SHORT EXERCISE >> Find the string "apple" and gather every line that holds it.

*****

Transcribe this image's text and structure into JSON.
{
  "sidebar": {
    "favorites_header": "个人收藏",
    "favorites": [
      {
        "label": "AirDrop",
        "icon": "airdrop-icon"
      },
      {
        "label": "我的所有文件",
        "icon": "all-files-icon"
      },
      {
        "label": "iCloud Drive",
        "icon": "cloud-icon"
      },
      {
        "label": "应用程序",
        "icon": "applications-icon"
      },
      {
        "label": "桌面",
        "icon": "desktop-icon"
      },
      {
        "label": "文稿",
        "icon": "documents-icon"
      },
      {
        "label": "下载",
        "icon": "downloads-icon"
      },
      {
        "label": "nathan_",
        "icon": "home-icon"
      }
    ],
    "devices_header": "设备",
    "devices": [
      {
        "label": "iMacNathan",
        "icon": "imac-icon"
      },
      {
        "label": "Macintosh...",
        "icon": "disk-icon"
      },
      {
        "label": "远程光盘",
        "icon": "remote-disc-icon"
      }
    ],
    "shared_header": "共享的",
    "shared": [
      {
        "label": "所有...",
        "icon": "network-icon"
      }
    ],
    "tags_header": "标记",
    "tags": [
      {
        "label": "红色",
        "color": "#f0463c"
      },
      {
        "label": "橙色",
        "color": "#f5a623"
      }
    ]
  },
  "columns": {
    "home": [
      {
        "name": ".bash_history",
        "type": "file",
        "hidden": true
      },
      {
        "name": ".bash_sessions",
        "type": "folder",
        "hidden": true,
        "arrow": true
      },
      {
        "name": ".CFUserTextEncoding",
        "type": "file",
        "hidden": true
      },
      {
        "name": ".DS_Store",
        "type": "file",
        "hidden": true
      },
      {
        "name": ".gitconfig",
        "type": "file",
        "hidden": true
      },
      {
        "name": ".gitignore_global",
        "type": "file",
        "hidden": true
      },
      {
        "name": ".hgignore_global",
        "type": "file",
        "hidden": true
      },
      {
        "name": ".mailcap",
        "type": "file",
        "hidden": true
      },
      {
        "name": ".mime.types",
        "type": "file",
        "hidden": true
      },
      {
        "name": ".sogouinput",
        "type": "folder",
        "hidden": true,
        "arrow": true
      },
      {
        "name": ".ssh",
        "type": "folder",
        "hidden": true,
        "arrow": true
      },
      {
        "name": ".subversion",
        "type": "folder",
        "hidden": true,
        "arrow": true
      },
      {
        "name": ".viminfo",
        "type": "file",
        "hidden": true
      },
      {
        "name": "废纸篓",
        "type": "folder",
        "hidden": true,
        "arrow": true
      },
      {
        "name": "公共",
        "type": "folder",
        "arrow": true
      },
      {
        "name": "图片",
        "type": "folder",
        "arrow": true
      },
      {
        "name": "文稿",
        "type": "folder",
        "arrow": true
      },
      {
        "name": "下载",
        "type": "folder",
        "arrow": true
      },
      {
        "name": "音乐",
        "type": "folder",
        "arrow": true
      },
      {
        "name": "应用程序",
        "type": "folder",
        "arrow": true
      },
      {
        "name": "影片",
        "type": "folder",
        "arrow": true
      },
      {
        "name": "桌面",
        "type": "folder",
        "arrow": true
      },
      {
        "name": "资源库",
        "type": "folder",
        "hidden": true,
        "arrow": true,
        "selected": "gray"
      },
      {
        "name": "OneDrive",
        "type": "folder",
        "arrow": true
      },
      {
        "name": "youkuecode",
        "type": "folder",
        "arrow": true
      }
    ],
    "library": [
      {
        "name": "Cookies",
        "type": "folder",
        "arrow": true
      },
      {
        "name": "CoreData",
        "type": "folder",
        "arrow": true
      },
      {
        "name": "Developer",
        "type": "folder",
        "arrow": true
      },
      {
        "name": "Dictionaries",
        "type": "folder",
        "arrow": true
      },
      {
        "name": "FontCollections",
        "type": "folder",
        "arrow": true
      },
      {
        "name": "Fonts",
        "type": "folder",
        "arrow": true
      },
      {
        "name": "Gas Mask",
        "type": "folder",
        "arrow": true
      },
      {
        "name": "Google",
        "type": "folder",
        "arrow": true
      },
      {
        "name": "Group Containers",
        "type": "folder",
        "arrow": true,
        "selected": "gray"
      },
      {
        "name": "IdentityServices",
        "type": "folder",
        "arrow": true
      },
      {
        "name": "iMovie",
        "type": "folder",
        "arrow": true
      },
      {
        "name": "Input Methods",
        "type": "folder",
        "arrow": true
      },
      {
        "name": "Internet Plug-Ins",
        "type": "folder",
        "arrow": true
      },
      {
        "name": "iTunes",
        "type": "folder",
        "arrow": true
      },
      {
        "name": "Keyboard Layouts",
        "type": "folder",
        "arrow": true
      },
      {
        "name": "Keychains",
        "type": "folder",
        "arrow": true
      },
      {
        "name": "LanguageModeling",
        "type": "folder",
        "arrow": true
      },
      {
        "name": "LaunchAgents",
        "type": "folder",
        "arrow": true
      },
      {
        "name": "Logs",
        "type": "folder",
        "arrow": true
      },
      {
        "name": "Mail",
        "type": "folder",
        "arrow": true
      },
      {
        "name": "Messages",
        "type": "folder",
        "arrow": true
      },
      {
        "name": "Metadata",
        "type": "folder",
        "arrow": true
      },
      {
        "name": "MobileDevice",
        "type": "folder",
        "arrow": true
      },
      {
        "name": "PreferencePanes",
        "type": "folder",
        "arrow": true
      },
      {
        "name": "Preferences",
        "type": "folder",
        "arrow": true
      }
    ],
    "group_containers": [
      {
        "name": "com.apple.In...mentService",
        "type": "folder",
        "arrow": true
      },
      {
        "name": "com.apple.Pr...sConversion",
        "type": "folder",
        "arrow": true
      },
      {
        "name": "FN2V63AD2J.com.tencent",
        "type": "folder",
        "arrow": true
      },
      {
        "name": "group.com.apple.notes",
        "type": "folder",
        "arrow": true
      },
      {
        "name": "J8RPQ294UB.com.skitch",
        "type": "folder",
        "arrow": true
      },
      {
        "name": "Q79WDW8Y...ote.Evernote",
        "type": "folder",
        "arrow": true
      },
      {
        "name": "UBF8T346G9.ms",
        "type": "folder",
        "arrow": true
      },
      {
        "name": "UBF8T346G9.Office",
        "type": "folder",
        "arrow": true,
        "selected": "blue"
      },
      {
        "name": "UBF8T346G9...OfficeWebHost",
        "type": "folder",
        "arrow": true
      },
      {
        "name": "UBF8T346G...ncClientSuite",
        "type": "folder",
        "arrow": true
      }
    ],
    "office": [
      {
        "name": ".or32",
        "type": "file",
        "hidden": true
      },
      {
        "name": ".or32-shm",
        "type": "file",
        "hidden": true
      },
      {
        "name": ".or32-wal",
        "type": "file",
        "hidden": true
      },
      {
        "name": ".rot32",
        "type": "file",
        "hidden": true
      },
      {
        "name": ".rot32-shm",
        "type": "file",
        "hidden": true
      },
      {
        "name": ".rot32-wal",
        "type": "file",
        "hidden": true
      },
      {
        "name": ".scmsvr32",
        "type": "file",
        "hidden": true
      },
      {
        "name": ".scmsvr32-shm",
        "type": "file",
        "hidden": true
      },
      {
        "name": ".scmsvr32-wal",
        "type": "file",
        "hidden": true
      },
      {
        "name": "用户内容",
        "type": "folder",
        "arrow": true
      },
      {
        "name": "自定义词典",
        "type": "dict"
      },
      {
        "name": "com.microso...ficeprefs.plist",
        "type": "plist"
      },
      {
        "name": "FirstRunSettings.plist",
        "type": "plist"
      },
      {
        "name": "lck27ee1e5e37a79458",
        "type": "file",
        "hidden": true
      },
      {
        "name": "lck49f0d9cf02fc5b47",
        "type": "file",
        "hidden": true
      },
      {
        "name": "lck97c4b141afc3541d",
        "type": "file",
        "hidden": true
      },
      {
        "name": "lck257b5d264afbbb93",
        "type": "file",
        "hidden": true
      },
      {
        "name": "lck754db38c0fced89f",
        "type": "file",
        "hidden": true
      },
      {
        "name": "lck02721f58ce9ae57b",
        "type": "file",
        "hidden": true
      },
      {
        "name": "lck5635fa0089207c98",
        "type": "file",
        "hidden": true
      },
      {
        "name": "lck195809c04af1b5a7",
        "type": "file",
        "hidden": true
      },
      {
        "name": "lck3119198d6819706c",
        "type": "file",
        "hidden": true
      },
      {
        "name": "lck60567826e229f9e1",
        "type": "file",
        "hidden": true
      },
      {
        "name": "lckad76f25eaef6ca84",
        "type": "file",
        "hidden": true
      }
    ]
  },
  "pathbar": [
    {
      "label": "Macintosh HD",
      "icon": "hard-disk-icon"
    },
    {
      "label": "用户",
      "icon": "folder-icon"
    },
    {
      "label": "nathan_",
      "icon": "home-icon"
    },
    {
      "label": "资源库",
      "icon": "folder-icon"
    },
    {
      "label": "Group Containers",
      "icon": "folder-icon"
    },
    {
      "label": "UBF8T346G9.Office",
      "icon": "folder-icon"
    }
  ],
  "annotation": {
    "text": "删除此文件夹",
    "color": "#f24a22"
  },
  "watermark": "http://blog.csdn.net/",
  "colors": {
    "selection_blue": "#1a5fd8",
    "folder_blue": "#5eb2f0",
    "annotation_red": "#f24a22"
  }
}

*****

SOLUTION TO THIS PROBLEM >>
        "name": "com.apple.In...mentService",
        "name": "com.apple.Pr...sConversion",
        "name": "group.com.apple.notes",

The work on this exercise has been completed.